**AIM**
Copy all lines below containing "survey".

Dataset items
○ ○ ○ ○

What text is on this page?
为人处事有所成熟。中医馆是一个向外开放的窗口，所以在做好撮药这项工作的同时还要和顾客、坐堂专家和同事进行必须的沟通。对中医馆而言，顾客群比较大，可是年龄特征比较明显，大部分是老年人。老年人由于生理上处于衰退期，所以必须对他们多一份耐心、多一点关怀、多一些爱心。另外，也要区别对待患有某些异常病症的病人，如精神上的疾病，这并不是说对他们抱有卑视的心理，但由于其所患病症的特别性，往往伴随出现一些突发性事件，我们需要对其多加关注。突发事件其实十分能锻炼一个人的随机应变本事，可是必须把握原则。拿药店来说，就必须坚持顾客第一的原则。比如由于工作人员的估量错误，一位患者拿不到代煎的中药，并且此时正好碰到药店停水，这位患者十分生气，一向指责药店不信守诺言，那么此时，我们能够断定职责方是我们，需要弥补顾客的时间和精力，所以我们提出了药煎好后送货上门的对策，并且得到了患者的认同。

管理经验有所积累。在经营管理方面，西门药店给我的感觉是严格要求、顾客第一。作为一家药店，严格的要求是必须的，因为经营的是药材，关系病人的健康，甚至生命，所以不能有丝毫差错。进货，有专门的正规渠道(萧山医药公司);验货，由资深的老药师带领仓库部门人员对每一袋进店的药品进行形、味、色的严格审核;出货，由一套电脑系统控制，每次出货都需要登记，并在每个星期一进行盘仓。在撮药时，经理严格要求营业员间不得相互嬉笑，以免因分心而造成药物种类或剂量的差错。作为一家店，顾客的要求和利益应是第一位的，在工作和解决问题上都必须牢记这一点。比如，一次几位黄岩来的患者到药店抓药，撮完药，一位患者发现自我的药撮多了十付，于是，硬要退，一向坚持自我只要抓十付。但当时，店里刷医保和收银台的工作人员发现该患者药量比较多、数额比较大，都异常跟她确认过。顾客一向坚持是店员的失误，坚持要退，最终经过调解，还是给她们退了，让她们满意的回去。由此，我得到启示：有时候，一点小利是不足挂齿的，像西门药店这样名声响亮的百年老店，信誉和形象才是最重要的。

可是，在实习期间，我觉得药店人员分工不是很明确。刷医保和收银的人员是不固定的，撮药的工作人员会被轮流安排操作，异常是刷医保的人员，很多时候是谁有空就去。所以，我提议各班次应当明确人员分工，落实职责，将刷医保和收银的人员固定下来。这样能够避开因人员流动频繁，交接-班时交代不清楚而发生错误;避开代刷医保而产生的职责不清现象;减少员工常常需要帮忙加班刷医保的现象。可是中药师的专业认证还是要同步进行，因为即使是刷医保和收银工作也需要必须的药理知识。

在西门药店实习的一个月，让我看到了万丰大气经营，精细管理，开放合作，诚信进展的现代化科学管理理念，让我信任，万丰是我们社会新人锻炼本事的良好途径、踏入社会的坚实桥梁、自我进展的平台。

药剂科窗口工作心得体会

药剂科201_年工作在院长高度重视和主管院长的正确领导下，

○ ○ ○ ○

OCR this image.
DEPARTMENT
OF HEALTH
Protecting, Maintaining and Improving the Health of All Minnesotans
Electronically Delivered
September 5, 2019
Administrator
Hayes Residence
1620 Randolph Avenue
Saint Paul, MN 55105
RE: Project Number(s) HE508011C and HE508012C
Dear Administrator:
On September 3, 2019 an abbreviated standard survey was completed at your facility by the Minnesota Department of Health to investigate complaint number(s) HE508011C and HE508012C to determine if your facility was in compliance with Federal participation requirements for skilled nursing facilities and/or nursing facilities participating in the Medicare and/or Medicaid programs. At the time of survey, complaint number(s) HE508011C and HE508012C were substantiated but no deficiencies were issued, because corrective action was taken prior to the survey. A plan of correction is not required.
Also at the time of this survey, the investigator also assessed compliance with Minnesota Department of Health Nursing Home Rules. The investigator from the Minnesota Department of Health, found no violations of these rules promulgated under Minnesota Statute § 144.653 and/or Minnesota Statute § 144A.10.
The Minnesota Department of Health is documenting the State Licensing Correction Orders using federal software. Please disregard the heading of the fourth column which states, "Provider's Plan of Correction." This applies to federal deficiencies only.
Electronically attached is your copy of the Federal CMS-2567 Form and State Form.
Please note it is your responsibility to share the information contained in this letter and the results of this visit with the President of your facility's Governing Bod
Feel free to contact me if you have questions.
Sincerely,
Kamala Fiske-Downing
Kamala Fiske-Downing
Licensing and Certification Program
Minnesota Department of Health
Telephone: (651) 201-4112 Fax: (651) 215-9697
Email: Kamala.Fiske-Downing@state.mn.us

○ ○ ○ ○

**ANSWER TO THIS TASK**
On September 3, 2019 an abbreviated standard survey was completed at your facility by the Minnesota Department of Health to investigate complaint number(s) HE508011C and HE508012C to determine if your facility was in compliance with Federal participation requirements for skilled nursing facilities and/or nursing facilities participating in the Medicare and/or Medicaid programs. At the time of survey, complaint number(s) HE508011C and HE508012C were substantiated but no deficiencies were issued, because corrective action was taken prior to the survey. A plan of correction is not required.
Also at the time of this survey, the investigator also assessed compliance with Minnesota Department of Health Nursing Home Rules. The investigator from the Minnesota Department of Health, found no violations of these rules promulgated under Minnesota Statute § 144.653 and/or Minnesota Statute § 144A.10.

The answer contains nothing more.